Narrow the data below down to the lines containing "from".

>> Begin WORKING DATA

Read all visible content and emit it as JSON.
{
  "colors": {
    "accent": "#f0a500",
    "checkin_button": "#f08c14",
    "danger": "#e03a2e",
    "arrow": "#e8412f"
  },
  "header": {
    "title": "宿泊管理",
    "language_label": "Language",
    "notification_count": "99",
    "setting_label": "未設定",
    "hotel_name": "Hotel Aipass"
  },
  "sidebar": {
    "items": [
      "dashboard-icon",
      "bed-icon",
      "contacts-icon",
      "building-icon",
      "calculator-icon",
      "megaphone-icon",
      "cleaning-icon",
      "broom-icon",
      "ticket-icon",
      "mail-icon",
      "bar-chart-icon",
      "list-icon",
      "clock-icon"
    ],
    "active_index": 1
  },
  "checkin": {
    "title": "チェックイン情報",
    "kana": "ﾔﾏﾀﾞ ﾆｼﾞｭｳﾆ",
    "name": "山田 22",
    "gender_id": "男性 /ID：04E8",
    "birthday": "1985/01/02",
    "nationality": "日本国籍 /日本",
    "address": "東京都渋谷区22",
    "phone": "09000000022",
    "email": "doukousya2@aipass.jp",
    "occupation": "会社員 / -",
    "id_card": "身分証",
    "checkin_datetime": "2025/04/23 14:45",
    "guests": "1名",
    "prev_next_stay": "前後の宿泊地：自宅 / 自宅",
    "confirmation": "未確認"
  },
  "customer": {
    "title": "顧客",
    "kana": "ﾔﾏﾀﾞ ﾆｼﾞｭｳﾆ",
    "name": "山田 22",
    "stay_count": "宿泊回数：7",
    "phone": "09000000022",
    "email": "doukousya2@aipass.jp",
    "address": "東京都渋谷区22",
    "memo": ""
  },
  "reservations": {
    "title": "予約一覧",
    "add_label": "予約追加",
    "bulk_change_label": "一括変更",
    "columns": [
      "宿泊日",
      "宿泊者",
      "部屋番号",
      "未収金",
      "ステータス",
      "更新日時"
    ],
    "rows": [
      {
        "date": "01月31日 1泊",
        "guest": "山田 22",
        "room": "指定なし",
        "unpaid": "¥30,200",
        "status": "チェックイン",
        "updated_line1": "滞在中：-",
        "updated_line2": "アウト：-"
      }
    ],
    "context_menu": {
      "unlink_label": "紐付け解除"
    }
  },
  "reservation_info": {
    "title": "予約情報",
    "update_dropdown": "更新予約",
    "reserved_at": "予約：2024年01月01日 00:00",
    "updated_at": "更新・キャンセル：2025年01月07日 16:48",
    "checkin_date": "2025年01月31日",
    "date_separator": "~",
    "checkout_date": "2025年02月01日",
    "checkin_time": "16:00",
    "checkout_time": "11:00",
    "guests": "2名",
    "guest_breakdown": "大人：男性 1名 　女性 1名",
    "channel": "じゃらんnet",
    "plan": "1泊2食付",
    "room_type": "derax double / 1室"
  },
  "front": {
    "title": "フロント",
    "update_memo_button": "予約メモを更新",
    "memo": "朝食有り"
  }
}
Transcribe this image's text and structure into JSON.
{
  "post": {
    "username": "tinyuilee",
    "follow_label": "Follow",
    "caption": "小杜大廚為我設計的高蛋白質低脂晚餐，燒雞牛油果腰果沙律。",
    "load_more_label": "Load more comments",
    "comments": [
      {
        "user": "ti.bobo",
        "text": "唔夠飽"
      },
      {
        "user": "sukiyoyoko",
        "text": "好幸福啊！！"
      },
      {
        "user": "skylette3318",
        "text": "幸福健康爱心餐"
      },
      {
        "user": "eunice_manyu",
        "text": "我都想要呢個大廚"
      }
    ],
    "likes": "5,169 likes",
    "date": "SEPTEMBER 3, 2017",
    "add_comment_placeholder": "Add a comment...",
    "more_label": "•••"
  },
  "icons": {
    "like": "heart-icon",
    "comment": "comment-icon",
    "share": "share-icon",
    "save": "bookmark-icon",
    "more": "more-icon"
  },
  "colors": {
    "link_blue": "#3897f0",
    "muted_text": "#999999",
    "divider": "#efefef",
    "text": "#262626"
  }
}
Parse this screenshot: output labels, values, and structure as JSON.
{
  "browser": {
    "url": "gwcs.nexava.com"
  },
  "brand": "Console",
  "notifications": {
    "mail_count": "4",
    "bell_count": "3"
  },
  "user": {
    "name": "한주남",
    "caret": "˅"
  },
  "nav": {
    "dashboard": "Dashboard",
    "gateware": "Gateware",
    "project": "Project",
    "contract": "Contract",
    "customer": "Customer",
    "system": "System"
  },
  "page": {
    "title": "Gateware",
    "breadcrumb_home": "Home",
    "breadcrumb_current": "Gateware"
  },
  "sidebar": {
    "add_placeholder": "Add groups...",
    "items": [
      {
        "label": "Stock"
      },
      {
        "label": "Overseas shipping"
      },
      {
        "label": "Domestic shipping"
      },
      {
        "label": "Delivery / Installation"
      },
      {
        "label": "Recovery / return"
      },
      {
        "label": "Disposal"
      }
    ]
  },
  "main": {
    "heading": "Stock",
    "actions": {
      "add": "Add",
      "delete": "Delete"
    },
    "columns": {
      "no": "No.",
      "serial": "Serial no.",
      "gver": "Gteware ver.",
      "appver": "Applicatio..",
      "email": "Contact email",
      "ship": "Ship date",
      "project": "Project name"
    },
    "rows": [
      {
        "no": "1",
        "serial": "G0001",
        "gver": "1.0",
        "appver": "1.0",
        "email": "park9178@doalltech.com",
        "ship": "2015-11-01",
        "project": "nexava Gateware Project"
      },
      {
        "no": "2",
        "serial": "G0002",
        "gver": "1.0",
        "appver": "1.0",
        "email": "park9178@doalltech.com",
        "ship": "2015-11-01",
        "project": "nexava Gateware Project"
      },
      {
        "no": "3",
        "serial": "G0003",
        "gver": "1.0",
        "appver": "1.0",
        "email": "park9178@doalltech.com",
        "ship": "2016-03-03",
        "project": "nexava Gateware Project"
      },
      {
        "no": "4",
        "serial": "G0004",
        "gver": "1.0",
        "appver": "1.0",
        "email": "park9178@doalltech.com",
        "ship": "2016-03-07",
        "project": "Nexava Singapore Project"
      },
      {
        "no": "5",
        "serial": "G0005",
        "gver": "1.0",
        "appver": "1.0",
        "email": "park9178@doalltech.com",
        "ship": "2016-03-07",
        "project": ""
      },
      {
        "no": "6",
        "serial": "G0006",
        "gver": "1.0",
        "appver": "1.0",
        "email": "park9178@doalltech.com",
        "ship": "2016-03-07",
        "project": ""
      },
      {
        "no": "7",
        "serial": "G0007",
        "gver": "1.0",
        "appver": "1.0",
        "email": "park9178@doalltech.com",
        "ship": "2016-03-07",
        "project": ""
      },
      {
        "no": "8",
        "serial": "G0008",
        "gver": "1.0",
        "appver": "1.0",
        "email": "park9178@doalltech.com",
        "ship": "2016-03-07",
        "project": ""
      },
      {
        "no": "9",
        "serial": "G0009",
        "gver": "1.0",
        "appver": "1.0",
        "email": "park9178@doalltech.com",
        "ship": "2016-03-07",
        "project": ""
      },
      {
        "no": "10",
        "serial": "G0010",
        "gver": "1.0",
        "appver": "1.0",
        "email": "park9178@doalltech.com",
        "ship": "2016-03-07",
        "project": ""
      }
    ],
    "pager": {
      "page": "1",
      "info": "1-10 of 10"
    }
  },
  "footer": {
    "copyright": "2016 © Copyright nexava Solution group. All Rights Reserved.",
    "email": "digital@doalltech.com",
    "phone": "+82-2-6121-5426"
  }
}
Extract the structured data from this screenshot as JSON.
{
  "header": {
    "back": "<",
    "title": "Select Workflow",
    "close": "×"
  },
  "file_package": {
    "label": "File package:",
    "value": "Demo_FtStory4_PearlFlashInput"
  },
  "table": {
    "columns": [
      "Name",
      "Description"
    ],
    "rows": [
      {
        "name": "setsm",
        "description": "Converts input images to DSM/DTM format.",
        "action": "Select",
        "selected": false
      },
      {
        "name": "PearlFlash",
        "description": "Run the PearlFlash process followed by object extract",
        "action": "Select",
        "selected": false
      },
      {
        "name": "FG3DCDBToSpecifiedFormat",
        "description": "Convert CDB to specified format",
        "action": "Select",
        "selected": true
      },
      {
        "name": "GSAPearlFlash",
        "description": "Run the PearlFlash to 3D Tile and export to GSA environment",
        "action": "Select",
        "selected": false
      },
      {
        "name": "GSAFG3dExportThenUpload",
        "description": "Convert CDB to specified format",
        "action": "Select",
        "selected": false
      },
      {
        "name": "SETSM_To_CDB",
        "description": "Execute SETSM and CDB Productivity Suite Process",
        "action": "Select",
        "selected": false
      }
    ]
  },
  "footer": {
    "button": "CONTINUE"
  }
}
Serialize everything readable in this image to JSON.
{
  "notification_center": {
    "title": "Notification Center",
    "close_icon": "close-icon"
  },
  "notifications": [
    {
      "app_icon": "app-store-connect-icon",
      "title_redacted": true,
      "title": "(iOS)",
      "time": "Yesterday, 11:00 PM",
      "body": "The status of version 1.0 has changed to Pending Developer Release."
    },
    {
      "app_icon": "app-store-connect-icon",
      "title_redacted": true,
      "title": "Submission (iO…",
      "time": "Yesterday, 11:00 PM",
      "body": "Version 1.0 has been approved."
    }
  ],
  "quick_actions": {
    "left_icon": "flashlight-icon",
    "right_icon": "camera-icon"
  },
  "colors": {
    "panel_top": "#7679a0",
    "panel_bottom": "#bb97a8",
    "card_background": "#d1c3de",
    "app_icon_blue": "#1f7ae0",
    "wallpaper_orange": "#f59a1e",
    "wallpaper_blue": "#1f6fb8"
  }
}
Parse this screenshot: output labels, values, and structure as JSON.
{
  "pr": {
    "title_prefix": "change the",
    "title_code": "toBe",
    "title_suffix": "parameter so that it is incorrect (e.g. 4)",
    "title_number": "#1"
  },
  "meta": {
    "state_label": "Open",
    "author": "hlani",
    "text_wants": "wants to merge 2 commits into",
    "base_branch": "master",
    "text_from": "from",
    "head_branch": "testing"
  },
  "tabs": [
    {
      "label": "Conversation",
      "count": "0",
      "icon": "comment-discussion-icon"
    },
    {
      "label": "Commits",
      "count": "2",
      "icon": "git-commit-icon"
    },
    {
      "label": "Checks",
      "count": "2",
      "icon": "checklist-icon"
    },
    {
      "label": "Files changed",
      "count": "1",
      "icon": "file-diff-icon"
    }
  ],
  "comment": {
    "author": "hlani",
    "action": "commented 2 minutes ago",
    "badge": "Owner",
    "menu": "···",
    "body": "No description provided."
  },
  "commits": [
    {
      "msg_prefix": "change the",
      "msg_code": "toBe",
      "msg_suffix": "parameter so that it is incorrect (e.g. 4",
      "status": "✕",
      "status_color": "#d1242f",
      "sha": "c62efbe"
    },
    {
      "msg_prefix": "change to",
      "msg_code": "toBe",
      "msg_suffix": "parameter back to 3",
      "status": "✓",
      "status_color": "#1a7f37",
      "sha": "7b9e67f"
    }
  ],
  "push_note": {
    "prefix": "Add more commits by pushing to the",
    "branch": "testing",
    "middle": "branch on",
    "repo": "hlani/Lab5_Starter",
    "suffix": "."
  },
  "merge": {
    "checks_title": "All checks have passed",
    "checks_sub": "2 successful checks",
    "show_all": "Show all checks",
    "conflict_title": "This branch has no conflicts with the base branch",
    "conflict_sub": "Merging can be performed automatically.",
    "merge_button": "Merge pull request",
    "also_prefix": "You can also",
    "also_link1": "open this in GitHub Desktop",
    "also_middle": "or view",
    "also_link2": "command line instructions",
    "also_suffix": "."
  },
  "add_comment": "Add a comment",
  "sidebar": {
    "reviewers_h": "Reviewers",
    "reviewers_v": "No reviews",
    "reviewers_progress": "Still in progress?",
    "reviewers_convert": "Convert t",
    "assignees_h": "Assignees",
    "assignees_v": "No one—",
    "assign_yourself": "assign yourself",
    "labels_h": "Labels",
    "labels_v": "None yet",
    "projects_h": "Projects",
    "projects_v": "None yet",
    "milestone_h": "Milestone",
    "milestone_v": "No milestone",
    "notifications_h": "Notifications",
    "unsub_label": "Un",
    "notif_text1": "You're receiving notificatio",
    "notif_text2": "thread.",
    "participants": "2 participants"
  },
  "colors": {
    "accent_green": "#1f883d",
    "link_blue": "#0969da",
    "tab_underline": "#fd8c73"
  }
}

>> End WORKING DATA

[RESULT OF THE TASK]
Extract the structured data from this screenshot as JSON.
    "text_from": "from",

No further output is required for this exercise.